• _The exercise_: In the meditation on the incarnation below, what does Psalm 104 praise the Lord for?

This is Part Two in a series of meditations on the incarnation from John chapter one. If you are new to the series, check out the Intro and Part One.
How are we to know God? Psalm 19 describes how the heavens are telling the glory of God, and how His word works in the heart of man. Psalm 119 is another ode to the word of God, while Psalm 104 praises the Lord for His creation. Romans 1 teaches that His invisible attributes are seen in all that He has made.
And yet…
The Word became flesh and dwelt among us…
The Creator now converges with creation. The Infinite enters into finitude. God becomes a man.
But unlike the written word of God which is powerful and yet not personal, and unlike the Creation which reveals aspects of God’s nature but is not inhabited by Him in any sort of pantheistic sense–no, unlike how God had revealed Himself in His word and in Creation, He has now revealed Himself in a Man–in whom all the fullness of deity dwells in bodily form (Colossians 2:9). This cosmic intertwining of the spiritual with the material, the eternal with the temporal, is the chief way in which God has chosen to reveal Himself.

• _Recorded information_:
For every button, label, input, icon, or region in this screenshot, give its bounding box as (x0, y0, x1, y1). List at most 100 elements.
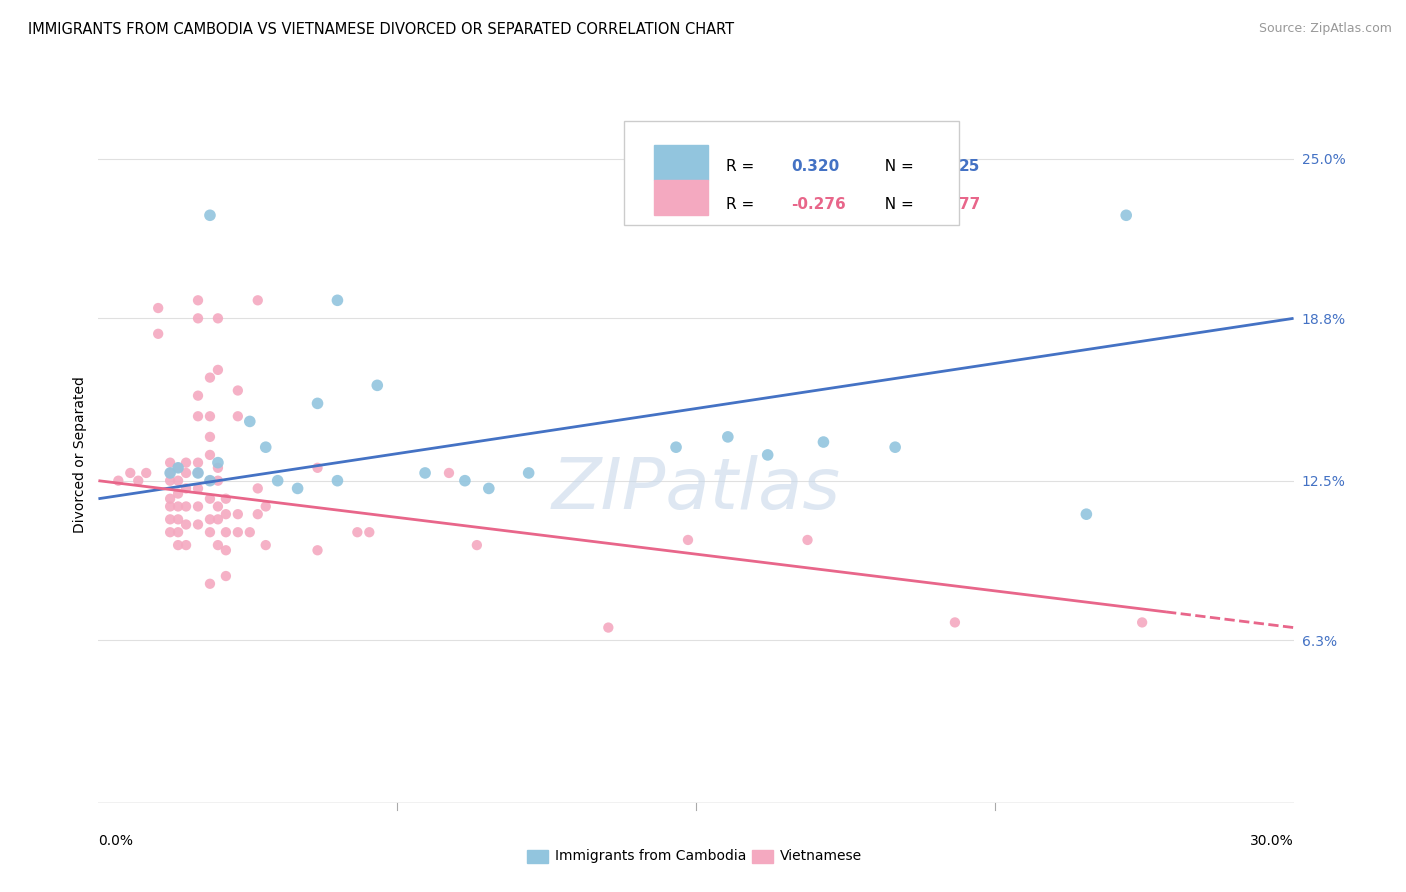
Point (287, 482, 309, 496)
Point (207, 456, 229, 470)
Text: 0.320: 0.320 (792, 159, 839, 174)
Point (198, 576, 221, 591)
Point (198, 474, 221, 488)
Point (796, 533, 818, 547)
Text: R =: R = (725, 159, 759, 174)
Point (215, 569, 238, 583)
Point (454, 474, 477, 488)
Point (226, 525, 249, 540)
Point (187, 466, 209, 480)
Point (174, 517, 197, 532)
Text: 30.0%: 30.0% (1250, 834, 1294, 848)
Point (159, 512, 181, 526)
Point (267, 474, 290, 488)
Point (187, 500, 209, 514)
Point (187, 311, 209, 326)
FancyBboxPatch shape (654, 180, 709, 215)
Point (207, 500, 229, 514)
Text: N =: N = (875, 159, 920, 174)
Text: 77: 77 (959, 197, 980, 212)
Point (167, 512, 190, 526)
Point (717, 430, 740, 444)
Point (943, 615, 966, 630)
Point (215, 491, 238, 506)
Text: IMMIGRANTS FROM CAMBODIA VS VIETNAMESE DIVORCED OR SEPARATED CORRELATION CHART: IMMIGRANTS FROM CAMBODIA VS VIETNAMESE D… (28, 22, 734, 37)
Point (465, 538, 488, 552)
Text: 0.0%: 0.0% (98, 834, 134, 848)
Point (159, 491, 181, 506)
Point (1076, 507, 1098, 521)
Point (187, 409, 209, 424)
Point (135, 466, 157, 480)
Point (187, 389, 209, 403)
Point (226, 409, 249, 424)
Point (198, 525, 221, 540)
Point (254, 538, 277, 552)
Text: Immigrants from Cambodia: Immigrants from Cambodia (555, 849, 747, 863)
Point (437, 466, 460, 480)
Point (517, 466, 540, 480)
Text: Source: ZipAtlas.com: Source: ZipAtlas.com (1258, 22, 1392, 36)
Point (198, 474, 221, 488)
Point (187, 466, 209, 480)
Point (207, 363, 229, 377)
Text: R =: R = (725, 197, 759, 212)
Point (107, 474, 129, 488)
Point (198, 448, 221, 462)
Point (120, 466, 142, 480)
Point (676, 533, 699, 547)
Point (174, 482, 197, 496)
Point (207, 474, 229, 488)
Point (207, 311, 229, 326)
Point (366, 378, 388, 392)
Point (413, 466, 436, 480)
Point (148, 301, 170, 315)
Point (598, 621, 620, 635)
Point (1115, 208, 1137, 222)
Point (167, 460, 190, 475)
Point (198, 491, 221, 506)
Point (198, 512, 221, 526)
Point (215, 543, 238, 558)
Point (159, 500, 181, 514)
Point (167, 538, 190, 552)
Point (215, 507, 238, 521)
Point (187, 456, 209, 470)
Point (226, 384, 249, 398)
Point (207, 512, 229, 526)
Point (174, 500, 197, 514)
FancyBboxPatch shape (654, 145, 709, 180)
Point (159, 466, 181, 480)
Point (326, 293, 349, 308)
Point (174, 466, 197, 480)
Point (198, 409, 221, 424)
Point (756, 448, 779, 462)
Point (159, 474, 181, 488)
Point (246, 293, 269, 308)
Point (148, 326, 170, 341)
Point (246, 482, 269, 496)
Point (346, 525, 368, 540)
Point (239, 525, 262, 540)
Point (307, 543, 329, 558)
Point (307, 460, 329, 475)
Point (665, 440, 688, 454)
Point (254, 440, 277, 454)
Text: Vietnamese: Vietnamese (780, 849, 862, 863)
Point (1130, 615, 1153, 630)
Point (207, 538, 229, 552)
Point (187, 517, 209, 532)
Point (174, 538, 197, 552)
Point (198, 430, 221, 444)
Text: N =: N = (875, 197, 920, 212)
Point (326, 474, 349, 488)
Point (187, 293, 209, 308)
Point (198, 370, 221, 384)
Point (246, 507, 269, 521)
Point (187, 482, 209, 496)
Point (359, 525, 381, 540)
Point (478, 482, 501, 496)
Point (167, 474, 190, 488)
Point (167, 486, 190, 500)
Point (167, 525, 190, 540)
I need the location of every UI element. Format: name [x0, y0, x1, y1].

• _The answer_: His creation.